** start **
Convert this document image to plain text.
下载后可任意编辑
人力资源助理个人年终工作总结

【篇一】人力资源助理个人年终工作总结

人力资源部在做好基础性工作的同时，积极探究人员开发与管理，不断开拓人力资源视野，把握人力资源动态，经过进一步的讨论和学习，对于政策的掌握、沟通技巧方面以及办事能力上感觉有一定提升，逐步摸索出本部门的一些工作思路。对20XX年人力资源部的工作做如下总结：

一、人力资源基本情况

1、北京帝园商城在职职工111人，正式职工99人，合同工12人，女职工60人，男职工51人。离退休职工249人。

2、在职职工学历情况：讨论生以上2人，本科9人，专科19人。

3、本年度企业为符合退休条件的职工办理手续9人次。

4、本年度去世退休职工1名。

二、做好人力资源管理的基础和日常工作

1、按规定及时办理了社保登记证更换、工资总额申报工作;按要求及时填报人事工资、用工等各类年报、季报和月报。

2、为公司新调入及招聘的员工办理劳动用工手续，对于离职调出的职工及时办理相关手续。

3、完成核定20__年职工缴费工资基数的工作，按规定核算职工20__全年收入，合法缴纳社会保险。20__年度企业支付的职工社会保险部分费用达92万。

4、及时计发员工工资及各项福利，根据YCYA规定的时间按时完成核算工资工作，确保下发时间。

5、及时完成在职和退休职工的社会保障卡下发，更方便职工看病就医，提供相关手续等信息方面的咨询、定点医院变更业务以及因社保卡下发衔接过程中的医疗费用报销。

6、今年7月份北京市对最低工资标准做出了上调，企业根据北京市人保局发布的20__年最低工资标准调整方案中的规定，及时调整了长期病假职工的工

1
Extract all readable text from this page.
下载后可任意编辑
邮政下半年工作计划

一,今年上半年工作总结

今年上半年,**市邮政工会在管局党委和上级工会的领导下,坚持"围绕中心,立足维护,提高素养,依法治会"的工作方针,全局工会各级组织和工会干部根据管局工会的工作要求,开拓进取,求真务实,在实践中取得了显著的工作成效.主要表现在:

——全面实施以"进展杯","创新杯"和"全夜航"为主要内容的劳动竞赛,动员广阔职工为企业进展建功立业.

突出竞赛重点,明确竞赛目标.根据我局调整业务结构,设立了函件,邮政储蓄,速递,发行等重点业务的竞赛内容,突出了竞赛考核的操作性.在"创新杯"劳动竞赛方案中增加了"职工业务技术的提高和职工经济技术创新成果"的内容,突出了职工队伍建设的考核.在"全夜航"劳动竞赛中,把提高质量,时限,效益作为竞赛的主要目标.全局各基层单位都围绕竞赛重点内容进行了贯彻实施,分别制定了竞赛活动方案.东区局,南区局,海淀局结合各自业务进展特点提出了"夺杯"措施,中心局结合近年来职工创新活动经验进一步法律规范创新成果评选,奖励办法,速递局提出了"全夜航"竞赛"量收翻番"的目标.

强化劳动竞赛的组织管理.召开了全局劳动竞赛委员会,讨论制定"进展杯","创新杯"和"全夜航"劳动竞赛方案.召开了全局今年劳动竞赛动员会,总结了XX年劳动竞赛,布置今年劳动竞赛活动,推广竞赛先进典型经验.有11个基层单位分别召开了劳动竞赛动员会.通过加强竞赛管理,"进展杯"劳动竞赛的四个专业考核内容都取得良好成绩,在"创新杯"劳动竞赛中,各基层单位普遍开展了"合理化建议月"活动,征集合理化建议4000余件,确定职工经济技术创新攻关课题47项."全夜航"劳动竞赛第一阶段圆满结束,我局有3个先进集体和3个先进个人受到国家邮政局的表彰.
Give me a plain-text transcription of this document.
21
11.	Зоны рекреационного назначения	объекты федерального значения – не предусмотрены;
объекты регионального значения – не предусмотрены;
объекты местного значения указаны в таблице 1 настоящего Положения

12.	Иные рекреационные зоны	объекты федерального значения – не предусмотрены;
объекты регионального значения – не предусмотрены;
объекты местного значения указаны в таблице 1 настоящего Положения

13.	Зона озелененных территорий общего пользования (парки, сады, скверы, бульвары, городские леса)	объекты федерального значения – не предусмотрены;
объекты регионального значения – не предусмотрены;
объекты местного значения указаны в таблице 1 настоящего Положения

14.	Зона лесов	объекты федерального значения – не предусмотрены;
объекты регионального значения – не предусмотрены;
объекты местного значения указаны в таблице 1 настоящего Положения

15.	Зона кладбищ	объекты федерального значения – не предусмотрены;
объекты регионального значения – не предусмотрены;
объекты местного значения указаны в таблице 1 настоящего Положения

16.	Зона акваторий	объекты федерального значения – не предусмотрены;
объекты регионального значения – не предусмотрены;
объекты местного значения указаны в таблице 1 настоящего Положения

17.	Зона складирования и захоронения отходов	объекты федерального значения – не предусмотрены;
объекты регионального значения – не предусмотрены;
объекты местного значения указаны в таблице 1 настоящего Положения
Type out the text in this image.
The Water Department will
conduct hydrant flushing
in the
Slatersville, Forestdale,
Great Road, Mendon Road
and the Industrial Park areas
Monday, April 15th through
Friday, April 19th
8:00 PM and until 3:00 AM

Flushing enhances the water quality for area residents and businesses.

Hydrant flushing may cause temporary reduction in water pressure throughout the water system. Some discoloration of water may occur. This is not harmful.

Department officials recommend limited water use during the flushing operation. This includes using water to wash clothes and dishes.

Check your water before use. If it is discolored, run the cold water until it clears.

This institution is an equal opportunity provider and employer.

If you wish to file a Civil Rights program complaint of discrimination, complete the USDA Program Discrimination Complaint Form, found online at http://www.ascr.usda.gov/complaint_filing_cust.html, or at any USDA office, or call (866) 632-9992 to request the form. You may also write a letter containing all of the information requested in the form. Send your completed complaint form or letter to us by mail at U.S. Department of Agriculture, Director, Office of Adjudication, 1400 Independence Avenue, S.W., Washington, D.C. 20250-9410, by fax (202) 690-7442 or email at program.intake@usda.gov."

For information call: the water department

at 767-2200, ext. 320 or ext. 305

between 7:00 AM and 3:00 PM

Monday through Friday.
** end **
What is required: Reproduce the entire listing word for word.

Output of the task:
Convert this document image to plain text.
下载后可任意编辑
人力资源助理个人年终工作总结

【篇一】人力资源助理个人年终工作总结

人力资源部在做好基础性工作的同时，积极探究人员开发与管理，不断开拓人力资源视野，把握人力资源动态，经过进一步的讨论和学习，对于政策的掌握、沟通技巧方面以及办事能力上感觉有一定提升，逐步摸索出本部门的一些工作思路。对20XX年人力资源部的工作做如下总结：

一、人力资源基本情况

1、北京帝园商城在职职工111人，正式职工99人，合同工12人，女职工60人，男职工51人。离退休职工249人。

2、在职职工学历情况：讨论生以上2人，本科9人，专科19人。

3、本年度企业为符合退休条件的职工办理手续9人次。

4、本年度去世退休职工1名。

二、做好人力资源管理的基础和日常工作

1、按规定及时办理了社保登记证更换、工资总额申报工作;按要求及时填报人事工资、用工等各类年报、季报和月报。

2、为公司新调入及招聘的员工办理劳动用工手续，对于离职调出的职工及时办理相关手续。

3、完成核定20__年职工缴费工资基数的工作，按规定核算职工20__全年收入，合法缴纳社会保险。20__年度企业支付的职工社会保险部分费用达92万。

4、及时计发员工工资及各项福利，根据YCYA规定的时间按时完成核算工资工作，确保下发时间。

5、及时完成在职和退休职工的社会保障卡下发，更方便职工看病就医，提供相关手续等信息方面的咨询、定点医院变更业务以及因社保卡下发衔接过程中的医疗费用报销。

6、今年7月份北京市对最低工资标准做出了上调，企业根据北京市人保局发布的20__年最低工资标准调整方案中的规定，及时调整了长期病假职工的工

1
Extract all readable text from this page.
下载后可任意编辑
邮政下半年工作计划

一,今年上半年工作总结

今年上半年,**市邮政工会在管局党委和上级工会的领导下,坚持"围绕中心,立足维护,提高素养,依法治会"的工作方针,全局工会各级组织和工会干部根据管局工会的工作要求,开拓进取,求真务实,在实践中取得了显著的工作成效.主要表现在:

——全面实施以"进展杯","创新杯"和"全夜航"为主要内容的劳动竞赛,动员广阔职工为企业进展建功立业.

突出竞赛重点,明确竞赛目标.根据我局调整业务结构,设立了函件,邮政储蓄,速递,发行等重点业务的竞赛内容,突出了竞赛考核的操作性.在"创新杯"劳动竞赛方案中增加了"职工业务技术的提高和职工经济技术创新成果"的内容,突出了职工队伍建设的考核.在"全夜航"劳动竞赛中,把提高质量,时限,效益作为竞赛的主要目标.全局各基层单位都围绕竞赛重点内容进行了贯彻实施,分别制定了竞赛活动方案.东区局,南区局,海淀局结合各自业务进展特点提出了"夺杯"措施,中心局结合近年来职工创新活动经验进一步法律规范创新成果评选,奖励办法,速递局提出了"全夜航"竞赛"量收翻番"的目标.

强化劳动竞赛的组织管理.召开了全局劳动竞赛委员会,讨论制定"进展杯","创新杯"和"全夜航"劳动竞赛方案.召开了全局今年劳动竞赛动员会,总结了XX年劳动竞赛,布置今年劳动竞赛活动,推广竞赛先进典型经验.有11个基层单位分别召开了劳动竞赛动员会.通过加强竞赛管理,"进展杯"劳动竞赛的四个专业考核内容都取得良好成绩,在"创新杯"劳动竞赛中,各基层单位普遍开展了"合理化建议月"活动,征集合理化建议4000余件,确定职工经济技术创新攻关课题47项."全夜航"劳动竞赛第一阶段圆满结束,我局有3个先进集体和3个先进个人受到国家邮政局的表彰.
Give me a plain-text transcription of this document.
21
11.	Зоны рекреационного назначения	объекты федерального значения – не предусмотрены;
объекты регионального значения – не предусмотрены;
объекты местного значения указаны в таблице 1 настоящего Положения

12.	Иные рекреационные зоны	объекты федерального значения – не предусмотрены;
объекты регионального значения – не предусмотрены;
объекты местного значения указаны в таблице 1 настоящего Положения

13.	Зона озелененных территорий общего пользования (парки, сады, скверы, бульвары, городские леса)	объекты федерального значения – не предусмотрены;
объекты регионального значения – не предусмотрены;
объекты местного значения указаны в таблице 1 настоящего Положения

14.	Зона лесов	объекты федерального значения – не предусмотрены;
объекты регионального значения – не предусмотрены;
объекты местного значения указаны в таблице 1 настоящего Положения

15.	Зона кладбищ	объекты федерального значения – не предусмотрены;
объекты регионального значения – не предусмотрены;
объекты местного значения указаны в таблице 1 настоящего Положения

16.	Зона акваторий	объекты федерального значения – не предусмотрены;
объекты регионального значения – не предусмотрены;
объекты местного значения указаны в таблице 1 настоящего Положения

17.	Зона складирования и захоронения отходов	объекты федерального значения – не предусмотрены;
объекты регионального значения – не предусмотрены;
объекты местного значения указаны в таблице 1 настоящего Положения
Type out the text in this image.
The Water Department will
conduct hydrant flushing
in the
Slatersville, Forestdale,
Great Road, Mendon Road
and the Industrial Park areas
Monday, April 15th through
Friday, April 19th
8:00 PM and until 3:00 AM

Flushing enhances the water quality for area residents and businesses.

Hydrant flushing may cause temporary reduction in water pressure throughout the water system. Some discoloration of water may occur. This is not harmful.

Department officials recommend limited water use during the flushing operation. This includes using water to wash clothes and dishes.

Check your water before use. If it is discolored, run the cold water until it clears.

This institution is an equal opportunity provider and employer.

If you wish to file a Civil Rights program complaint of discrimination, complete the USDA Program Discrimination Complaint Form, found online at http://www.ascr.usda.gov/complaint_filing_cust.html, or at any USDA office, or call (866) 632-9992 to request the form. You may also write a letter containing all of the information requested in the form. Send your completed complaint form or letter to us by mail at U.S. Department of Agriculture, Director, Office of Adjudication, 1400 Independence Avenue, S.W., Washington, D.C. 20250-9410, by fax (202) 690-7442 or email at program.intake@usda.gov."

For information call: the water department

at 767-2200, ext. 320 or ext. 305

between 7:00 AM and 3:00 PM

Monday through Friday.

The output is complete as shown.